Dataset rows =>
* * * *
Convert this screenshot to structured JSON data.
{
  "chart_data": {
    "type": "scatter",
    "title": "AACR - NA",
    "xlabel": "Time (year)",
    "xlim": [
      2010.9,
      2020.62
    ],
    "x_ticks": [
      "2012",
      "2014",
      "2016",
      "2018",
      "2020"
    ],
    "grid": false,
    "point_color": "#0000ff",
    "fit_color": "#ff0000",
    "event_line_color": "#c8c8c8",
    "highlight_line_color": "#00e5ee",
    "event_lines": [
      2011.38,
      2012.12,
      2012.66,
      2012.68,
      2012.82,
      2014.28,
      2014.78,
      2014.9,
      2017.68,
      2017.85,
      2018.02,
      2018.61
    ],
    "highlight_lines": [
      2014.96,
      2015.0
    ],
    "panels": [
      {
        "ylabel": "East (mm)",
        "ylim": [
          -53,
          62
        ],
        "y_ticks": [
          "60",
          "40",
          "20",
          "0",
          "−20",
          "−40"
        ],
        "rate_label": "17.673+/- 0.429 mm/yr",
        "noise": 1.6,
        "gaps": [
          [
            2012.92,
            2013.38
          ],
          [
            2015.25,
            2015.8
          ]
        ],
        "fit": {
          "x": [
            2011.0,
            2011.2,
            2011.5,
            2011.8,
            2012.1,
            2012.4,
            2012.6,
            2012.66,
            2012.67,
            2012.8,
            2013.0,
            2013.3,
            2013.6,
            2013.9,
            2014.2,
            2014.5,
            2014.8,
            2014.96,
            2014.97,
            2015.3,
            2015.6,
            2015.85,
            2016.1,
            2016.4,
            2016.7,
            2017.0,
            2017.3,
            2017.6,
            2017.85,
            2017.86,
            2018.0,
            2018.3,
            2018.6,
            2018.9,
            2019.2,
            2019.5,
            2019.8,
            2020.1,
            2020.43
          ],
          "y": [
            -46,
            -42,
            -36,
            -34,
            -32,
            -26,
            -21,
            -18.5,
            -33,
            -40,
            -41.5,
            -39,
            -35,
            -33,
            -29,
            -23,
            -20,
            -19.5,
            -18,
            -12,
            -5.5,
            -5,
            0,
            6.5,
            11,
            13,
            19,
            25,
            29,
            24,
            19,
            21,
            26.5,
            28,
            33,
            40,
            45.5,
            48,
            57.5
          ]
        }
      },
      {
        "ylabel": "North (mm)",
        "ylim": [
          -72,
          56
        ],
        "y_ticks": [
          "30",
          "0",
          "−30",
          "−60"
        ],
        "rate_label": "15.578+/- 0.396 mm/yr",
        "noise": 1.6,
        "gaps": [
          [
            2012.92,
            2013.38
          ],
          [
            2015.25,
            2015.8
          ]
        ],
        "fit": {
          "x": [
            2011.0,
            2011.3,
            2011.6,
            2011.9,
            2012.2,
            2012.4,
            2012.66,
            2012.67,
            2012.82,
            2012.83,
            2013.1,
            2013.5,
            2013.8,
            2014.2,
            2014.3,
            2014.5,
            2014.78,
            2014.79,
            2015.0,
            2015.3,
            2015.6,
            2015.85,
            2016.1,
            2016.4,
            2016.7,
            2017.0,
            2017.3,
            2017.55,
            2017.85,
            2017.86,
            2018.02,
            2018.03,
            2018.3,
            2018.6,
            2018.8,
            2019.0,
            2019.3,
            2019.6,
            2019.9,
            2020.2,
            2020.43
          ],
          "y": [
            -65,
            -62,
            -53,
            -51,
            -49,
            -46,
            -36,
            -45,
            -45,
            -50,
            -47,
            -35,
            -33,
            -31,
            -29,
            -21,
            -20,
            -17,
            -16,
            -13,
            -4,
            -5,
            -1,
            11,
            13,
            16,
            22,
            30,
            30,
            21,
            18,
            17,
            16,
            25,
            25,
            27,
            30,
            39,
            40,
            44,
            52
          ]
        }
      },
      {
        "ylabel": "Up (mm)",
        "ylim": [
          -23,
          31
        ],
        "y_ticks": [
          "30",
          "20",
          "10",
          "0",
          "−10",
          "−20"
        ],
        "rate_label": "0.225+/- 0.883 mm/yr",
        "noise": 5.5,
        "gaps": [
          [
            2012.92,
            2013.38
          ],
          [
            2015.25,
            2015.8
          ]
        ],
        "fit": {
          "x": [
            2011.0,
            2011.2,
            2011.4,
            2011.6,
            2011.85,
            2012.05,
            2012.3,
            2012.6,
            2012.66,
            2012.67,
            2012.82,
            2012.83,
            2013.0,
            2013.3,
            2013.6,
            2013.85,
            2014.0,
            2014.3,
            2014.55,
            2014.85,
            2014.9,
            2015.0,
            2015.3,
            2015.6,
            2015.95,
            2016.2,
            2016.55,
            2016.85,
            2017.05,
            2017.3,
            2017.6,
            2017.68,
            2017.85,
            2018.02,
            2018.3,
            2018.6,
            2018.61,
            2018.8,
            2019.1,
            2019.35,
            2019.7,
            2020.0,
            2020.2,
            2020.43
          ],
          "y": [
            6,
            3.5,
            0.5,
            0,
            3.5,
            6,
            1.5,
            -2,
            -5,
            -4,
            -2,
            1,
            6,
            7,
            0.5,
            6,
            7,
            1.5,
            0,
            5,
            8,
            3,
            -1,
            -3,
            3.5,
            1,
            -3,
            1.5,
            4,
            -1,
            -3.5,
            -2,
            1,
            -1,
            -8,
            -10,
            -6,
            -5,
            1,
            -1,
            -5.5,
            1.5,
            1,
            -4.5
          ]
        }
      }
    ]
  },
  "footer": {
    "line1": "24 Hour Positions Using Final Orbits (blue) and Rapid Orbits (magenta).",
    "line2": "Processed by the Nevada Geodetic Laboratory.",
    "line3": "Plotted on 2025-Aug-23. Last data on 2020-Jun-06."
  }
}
* * * *
Scan the material and collect every line that contains "ylabel".

        "ylabel": "East (mm)",
        "ylabel": "North (mm)",
        "ylabel": "Up (mm)",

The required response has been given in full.